AIM. Report how many lines contain the word "searching"; answer with the number only.

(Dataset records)
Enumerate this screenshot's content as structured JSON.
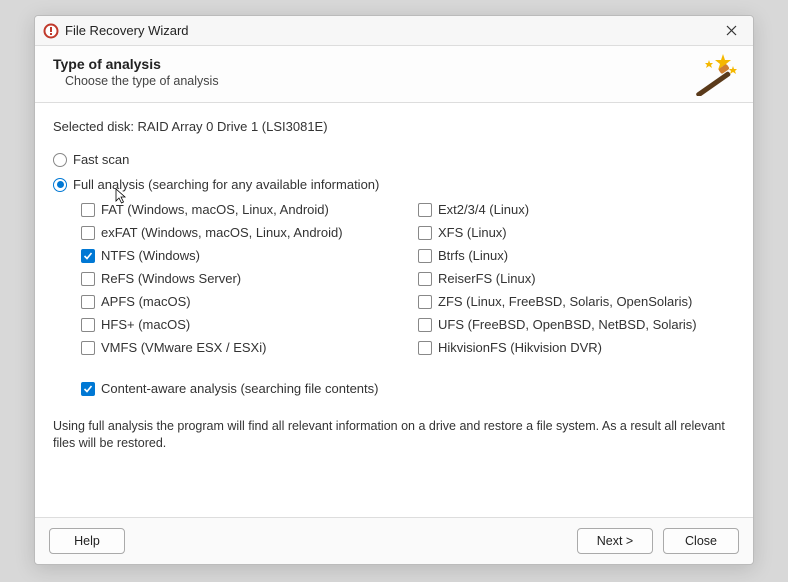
{
  "window": {
    "title": "File Recovery Wizard"
  },
  "header": {
    "title": "Type of analysis",
    "subtitle": "Choose the type of analysis"
  },
  "selectedDiskLabel": "Selected disk: RAID Array 0 Drive 1 (LSI3081E)",
  "scan": {
    "fast": {
      "label": "Fast scan",
      "selected": false
    },
    "full": {
      "label": "Full analysis (searching for any available information)",
      "selected": true
    }
  },
  "filesystems": {
    "left": [
      {
        "name": "fat",
        "label": "FAT (Windows, macOS, Linux, Android)",
        "checked": false
      },
      {
        "name": "exfat",
        "label": "exFAT (Windows, macOS, Linux, Android)",
        "checked": false
      },
      {
        "name": "ntfs",
        "label": "NTFS (Windows)",
        "checked": true
      },
      {
        "name": "refs",
        "label": "ReFS (Windows Server)",
        "checked": false
      },
      {
        "name": "apfs",
        "label": "APFS (macOS)",
        "checked": false
      },
      {
        "name": "hfsplus",
        "label": "HFS+ (macOS)",
        "checked": false
      },
      {
        "name": "vmfs",
        "label": "VMFS (VMware ESX / ESXi)",
        "checked": false
      }
    ],
    "right": [
      {
        "name": "ext",
        "label": "Ext2/3/4 (Linux)",
        "checked": false
      },
      {
        "name": "xfs",
        "label": "XFS (Linux)",
        "checked": false
      },
      {
        "name": "btrfs",
        "label": "Btrfs (Linux)",
        "checked": false
      },
      {
        "name": "reiserfs",
        "label": "ReiserFS (Linux)",
        "checked": false
      },
      {
        "name": "zfs",
        "label": "ZFS (Linux, FreeBSD, Solaris, OpenSolaris)",
        "checked": false
      },
      {
        "name": "ufs",
        "label": "UFS (FreeBSD, OpenBSD, NetBSD, Solaris)",
        "checked": false
      },
      {
        "name": "hikvision",
        "label": "HikvisionFS (Hikvision DVR)",
        "checked": false
      }
    ]
  },
  "contentAware": {
    "label": "Content-aware analysis (searching file contents)",
    "checked": true
  },
  "description": "Using full analysis the program will find all relevant information on a drive and restore a file system. As a result all relevant files will be restored.",
  "buttons": {
    "help": "Help",
    "next": "Next >",
    "close": "Close"
  }
}
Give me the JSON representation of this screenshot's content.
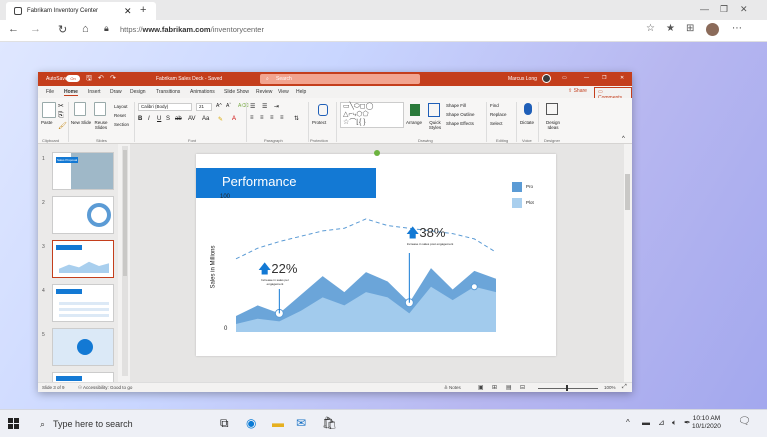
{
  "browser": {
    "tab_title": "Fabrikam Inventory Center",
    "url_prefix": "https://",
    "url_domain": "www.fabrikam.com",
    "url_path": "/inventorycenter"
  },
  "ppt": {
    "autosave_label": "AutoSave",
    "autosave_state": "On",
    "doc_title": "Fabrikam Sales Deck - Saved",
    "search_placeholder": "Search",
    "user_name": "Marcus Long",
    "menus": [
      "File",
      "Home",
      "Insert",
      "Draw",
      "Design",
      "Transitions",
      "Animations",
      "Slide Show",
      "Review",
      "View",
      "Help"
    ],
    "active_menu": "Home",
    "share_label": "Share",
    "comments_label": "Comments",
    "ribbon": {
      "paste": "Paste",
      "new_slide": "New Slide",
      "reuse_slides": "Reuse Slides",
      "layout": "Layout",
      "reset": "Reset",
      "section": "Section",
      "font_name": "Calibri (Body)",
      "font_size": "21",
      "protect": "Protect",
      "arrange": "Arrange",
      "quick_styles": "Quick Styles",
      "shape_fill": "Shape Fill",
      "shape_outline": "Shape Outline",
      "shape_effects": "Shape Effects",
      "find": "Find",
      "replace": "Replace",
      "select": "Select",
      "dictate": "Dictate",
      "design_ideas": "Design Ideas",
      "groups": [
        "Clipboard",
        "Slides",
        "Font",
        "Paragraph",
        "Protection",
        "Drawing",
        "Editing",
        "Voice",
        "Designer"
      ]
    },
    "thumbnails": [
      {
        "num": "1",
        "title": "Sales Proposal"
      },
      {
        "num": "2",
        "title": ""
      },
      {
        "num": "3",
        "title": ""
      },
      {
        "num": "4",
        "title": ""
      },
      {
        "num": "5",
        "title": ""
      }
    ],
    "selected_slide": 3,
    "status_left": "Slide 3 of 9",
    "accessibility": "Accessibility: Good to go",
    "notes_label": "Notes",
    "zoom": "100%"
  },
  "slide": {
    "title": "Performance",
    "ylabel": "Sales in Millions",
    "y_top": "100",
    "y_bottom": "0",
    "legend": [
      "Pro",
      "Plot"
    ],
    "callout1_value": "22%",
    "callout1_caption": "Increase in sales per engagement",
    "callout2_value": "38%",
    "callout2_caption": "Increase in sales post engagement"
  },
  "chart_data": {
    "type": "area",
    "x": [
      0,
      1,
      2,
      3,
      4,
      5,
      6,
      7,
      8,
      9,
      10,
      11,
      12
    ],
    "series": [
      {
        "name": "Pro",
        "values": [
          12,
          20,
          14,
          28,
          42,
          30,
          45,
          38,
          22,
          48,
          32,
          46,
          40
        ],
        "color": "#5b9bd5"
      },
      {
        "name": "Plot",
        "values": [
          6,
          10,
          8,
          16,
          26,
          20,
          30,
          26,
          14,
          34,
          24,
          34,
          30
        ],
        "color": "#a9cfee"
      }
    ],
    "trend_dashed": [
      55,
      63,
      68,
      72,
      76,
      78,
      85,
      80,
      78,
      76,
      74,
      70,
      60
    ],
    "ylim": [
      0,
      100
    ],
    "grid": false,
    "legend_position": "top-right"
  },
  "taskbar": {
    "search_placeholder": "Type here to search",
    "time": "10:10 AM",
    "date": "10/1/2020"
  },
  "colors": {
    "accent": "#c43e1c",
    "slide_blue": "#1379d4"
  }
}
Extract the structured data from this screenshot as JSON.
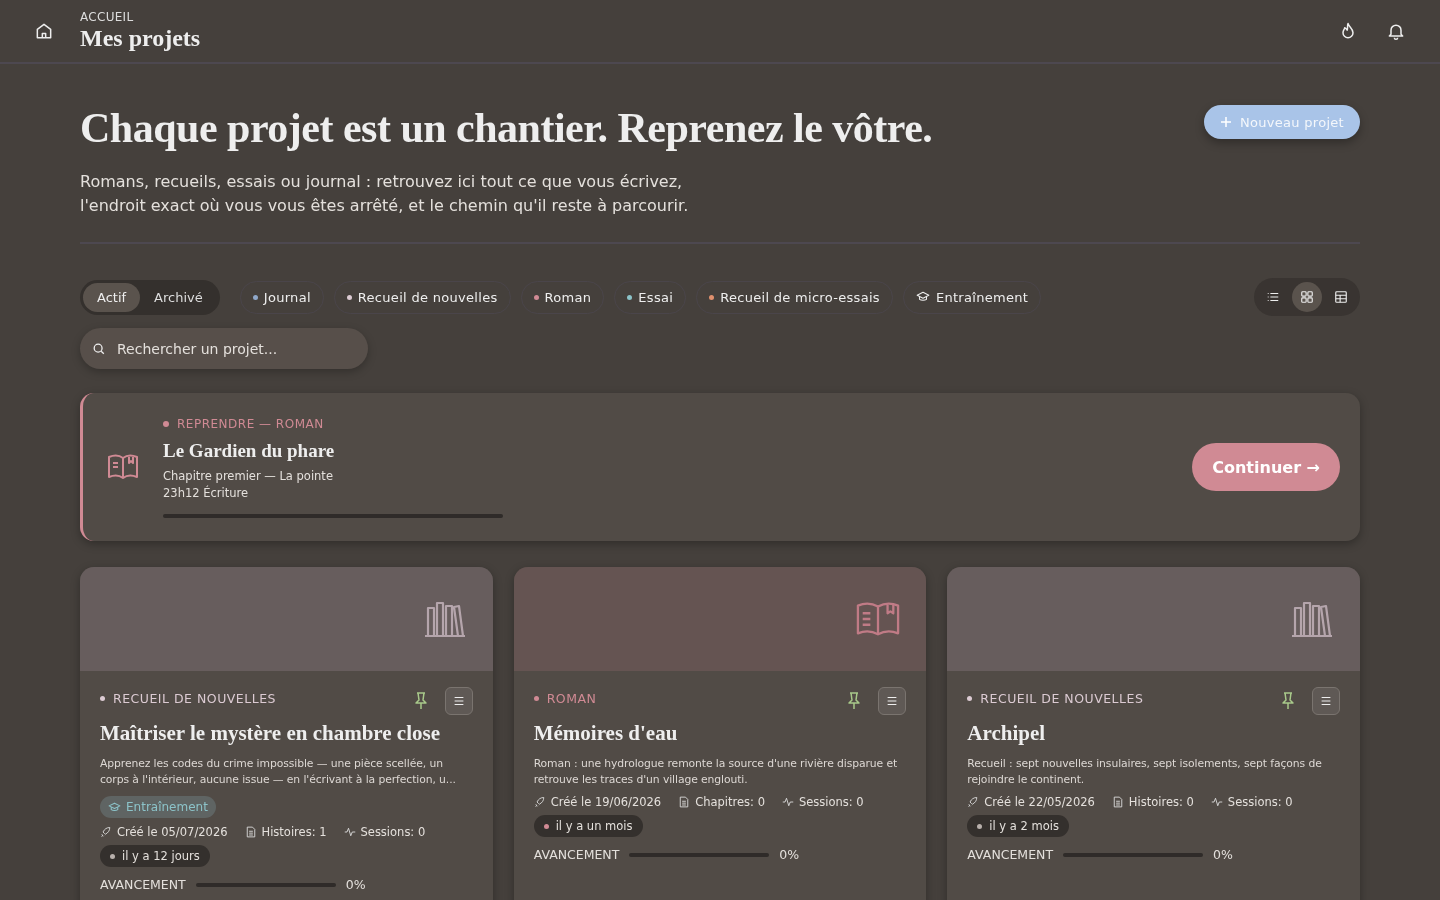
{
  "header": {
    "breadcrumb": "ACCUEIL",
    "title": "Mes projets"
  },
  "hero": {
    "title": "Chaque projet est un chantier. Reprenez le vôtre.",
    "subtitle_lines": [
      "Romans, recueils, essais ou journal : retrouvez ici tout ce que vous écrivez,",
      "l'endroit exact où vous vous êtes arrêté, et le chemin qu'il reste à parcourir."
    ],
    "new_button": "Nouveau projet"
  },
  "status_tabs": [
    {
      "label": "Actif",
      "selected": true
    },
    {
      "label": "Archivé",
      "selected": false
    }
  ],
  "filters": [
    {
      "label": "Journal",
      "kind": "dot",
      "color": "#8fa7c9"
    },
    {
      "label": "Recueil de nouvelles",
      "kind": "dot",
      "color": "#dccbd3"
    },
    {
      "label": "Roman",
      "kind": "dot",
      "color": "#d08a94"
    },
    {
      "label": "Essai",
      "kind": "dot",
      "color": "#8cc3c9"
    },
    {
      "label": "Recueil de micro-essais",
      "kind": "dot",
      "color": "#e0906e"
    },
    {
      "label": "Entraînement",
      "kind": "icon"
    }
  ],
  "views": [
    {
      "kind": "list",
      "selected": false
    },
    {
      "kind": "grid",
      "selected": true
    },
    {
      "kind": "table",
      "selected": false
    }
  ],
  "search": {
    "placeholder": "Rechercher un projet..."
  },
  "resume": {
    "label": "REPRENDRE — ROMAN",
    "title": "Le Gardien du phare",
    "chapter": "Chapitre premier — La pointe",
    "time": "23h12 Écriture",
    "level": 0,
    "button": "Continuer →"
  },
  "projects": [
    {
      "cover": {
        "kind": "shelf",
        "color": "#675d5d"
      },
      "category": {
        "label": "RECUEIL DE NOUVELLES",
        "color": "#dccbd3"
      },
      "pinned": true,
      "title": "Maîtriser le mystère en chambre close",
      "description": "Apprenez les codes du crime impossible — une pièce scellée, un corps à l'intérieur, aucune issue — en l'écrivant à la perfection, u...",
      "tag": "Entraînement",
      "created": "Créé le 05/07/2026",
      "count": "Histoires: 1",
      "sessions": "Sessions: 0",
      "ago": {
        "label": "il y a 12 jours",
        "color": "#b8b0ac"
      },
      "progress_label": "AVANCEMENT",
      "level": 0,
      "percent": "0%"
    },
    {
      "cover": {
        "kind": "book",
        "color": "#655452"
      },
      "category": {
        "label": "ROMAN",
        "color": "#d08a94"
      },
      "pinned": true,
      "title": "Mémoires d'eau",
      "description": "Roman : une hydrologue remonte la source d'une rivière disparue et retrouve les traces d'un village englouti.",
      "created": "Créé le 19/06/2026",
      "count": "Chapitres: 0",
      "sessions": "Sessions: 0",
      "ago": {
        "label": "il y a un mois",
        "color": "#d08a94"
      },
      "progress_label": "AVANCEMENT",
      "level": 0,
      "percent": "0%"
    },
    {
      "cover": {
        "kind": "shelf",
        "color": "#675d5d"
      },
      "category": {
        "label": "RECUEIL DE NOUVELLES",
        "color": "#dccbd3"
      },
      "pinned": true,
      "title": "Archipel",
      "description": "Recueil : sept nouvelles insulaires, sept isolements, sept façons de rejoindre le continent.",
      "created": "Créé le 22/05/2026",
      "count": "Histoires: 0",
      "sessions": "Sessions: 0",
      "ago": {
        "label": "il y a 2 mois",
        "color": "#b8b0ac"
      },
      "progress_label": "AVANCEMENT",
      "level": 0,
      "percent": "0%"
    }
  ]
}
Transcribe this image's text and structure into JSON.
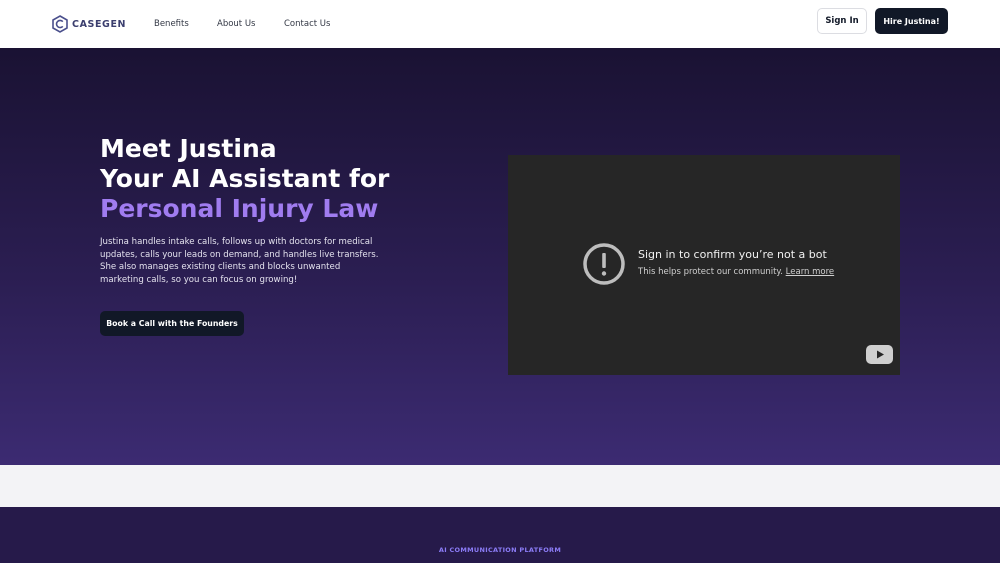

FINISHED TASK. 2